## Stored entries
········
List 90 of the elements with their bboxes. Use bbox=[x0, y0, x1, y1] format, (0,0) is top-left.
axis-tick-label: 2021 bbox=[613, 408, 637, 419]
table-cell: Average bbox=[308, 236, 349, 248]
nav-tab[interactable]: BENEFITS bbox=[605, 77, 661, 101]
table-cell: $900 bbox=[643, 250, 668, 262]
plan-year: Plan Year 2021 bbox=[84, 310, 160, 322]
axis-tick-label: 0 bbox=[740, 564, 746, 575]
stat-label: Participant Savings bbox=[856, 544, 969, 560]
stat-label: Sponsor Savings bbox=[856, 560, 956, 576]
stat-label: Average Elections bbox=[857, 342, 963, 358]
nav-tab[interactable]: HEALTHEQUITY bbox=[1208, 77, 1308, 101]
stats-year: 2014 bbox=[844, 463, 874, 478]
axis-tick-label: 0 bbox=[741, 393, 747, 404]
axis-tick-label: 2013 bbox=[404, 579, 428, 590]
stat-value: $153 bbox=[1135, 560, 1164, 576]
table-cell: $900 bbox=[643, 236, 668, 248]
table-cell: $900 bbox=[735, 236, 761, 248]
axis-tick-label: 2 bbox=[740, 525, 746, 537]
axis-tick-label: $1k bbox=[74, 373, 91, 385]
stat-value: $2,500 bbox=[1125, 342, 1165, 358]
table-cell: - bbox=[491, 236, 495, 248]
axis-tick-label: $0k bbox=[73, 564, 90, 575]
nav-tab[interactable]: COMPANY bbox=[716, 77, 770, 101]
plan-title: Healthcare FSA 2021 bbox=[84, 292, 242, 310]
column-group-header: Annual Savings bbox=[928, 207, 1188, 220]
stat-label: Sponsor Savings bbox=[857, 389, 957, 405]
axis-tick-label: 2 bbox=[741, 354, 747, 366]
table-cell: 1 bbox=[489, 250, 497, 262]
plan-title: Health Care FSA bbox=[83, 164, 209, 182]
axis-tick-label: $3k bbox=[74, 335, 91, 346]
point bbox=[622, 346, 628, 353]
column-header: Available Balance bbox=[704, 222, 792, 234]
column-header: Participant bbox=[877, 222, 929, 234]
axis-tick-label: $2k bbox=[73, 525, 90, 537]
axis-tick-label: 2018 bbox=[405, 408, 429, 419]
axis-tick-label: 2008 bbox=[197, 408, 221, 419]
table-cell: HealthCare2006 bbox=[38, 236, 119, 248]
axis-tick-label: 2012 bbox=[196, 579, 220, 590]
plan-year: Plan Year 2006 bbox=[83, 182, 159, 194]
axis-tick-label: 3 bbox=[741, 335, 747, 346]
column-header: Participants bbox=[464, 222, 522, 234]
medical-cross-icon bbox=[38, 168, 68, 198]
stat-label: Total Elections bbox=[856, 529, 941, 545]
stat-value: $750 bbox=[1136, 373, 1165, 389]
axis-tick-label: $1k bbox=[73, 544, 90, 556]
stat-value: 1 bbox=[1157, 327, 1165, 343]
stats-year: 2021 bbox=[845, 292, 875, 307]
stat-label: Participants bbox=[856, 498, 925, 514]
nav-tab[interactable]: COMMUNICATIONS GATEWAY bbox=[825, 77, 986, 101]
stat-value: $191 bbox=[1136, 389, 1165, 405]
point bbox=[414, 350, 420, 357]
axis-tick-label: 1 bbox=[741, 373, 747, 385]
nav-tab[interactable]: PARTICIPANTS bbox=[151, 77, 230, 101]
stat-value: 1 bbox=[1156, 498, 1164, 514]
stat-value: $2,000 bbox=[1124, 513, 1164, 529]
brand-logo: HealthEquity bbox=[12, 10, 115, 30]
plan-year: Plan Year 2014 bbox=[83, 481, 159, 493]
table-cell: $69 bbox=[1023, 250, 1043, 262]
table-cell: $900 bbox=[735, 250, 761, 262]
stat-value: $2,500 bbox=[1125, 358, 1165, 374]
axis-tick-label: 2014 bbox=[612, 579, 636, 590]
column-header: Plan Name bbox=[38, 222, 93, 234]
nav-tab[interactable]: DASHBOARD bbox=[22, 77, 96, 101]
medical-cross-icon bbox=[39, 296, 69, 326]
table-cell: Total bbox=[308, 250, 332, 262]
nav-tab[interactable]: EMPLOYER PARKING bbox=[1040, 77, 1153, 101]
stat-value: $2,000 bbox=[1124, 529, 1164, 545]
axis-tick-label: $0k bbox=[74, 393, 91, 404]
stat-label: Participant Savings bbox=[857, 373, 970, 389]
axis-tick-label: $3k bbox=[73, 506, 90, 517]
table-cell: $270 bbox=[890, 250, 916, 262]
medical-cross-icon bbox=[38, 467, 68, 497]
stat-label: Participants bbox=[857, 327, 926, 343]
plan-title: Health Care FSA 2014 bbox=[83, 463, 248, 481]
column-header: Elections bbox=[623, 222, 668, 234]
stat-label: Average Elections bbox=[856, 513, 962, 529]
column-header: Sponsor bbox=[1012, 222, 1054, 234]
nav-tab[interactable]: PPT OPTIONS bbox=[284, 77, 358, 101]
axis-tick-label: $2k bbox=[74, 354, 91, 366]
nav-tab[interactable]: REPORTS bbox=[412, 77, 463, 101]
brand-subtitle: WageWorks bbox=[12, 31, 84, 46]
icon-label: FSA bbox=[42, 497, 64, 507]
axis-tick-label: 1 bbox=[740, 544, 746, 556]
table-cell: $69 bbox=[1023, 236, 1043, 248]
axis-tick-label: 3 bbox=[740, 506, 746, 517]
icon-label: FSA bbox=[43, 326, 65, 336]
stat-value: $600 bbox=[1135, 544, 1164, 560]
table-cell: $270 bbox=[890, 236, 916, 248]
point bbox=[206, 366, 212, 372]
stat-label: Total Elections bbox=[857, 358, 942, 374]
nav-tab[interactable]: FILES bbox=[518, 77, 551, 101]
········
## Task objective
Report every line of the records that contains the word "Total", matching case.

## Exercise result
stat-label: Total Elections bbox=[856, 529, 941, 545]
table-cell: Total bbox=[308, 250, 332, 262]
stat-label: Total Elections bbox=[857, 358, 942, 374]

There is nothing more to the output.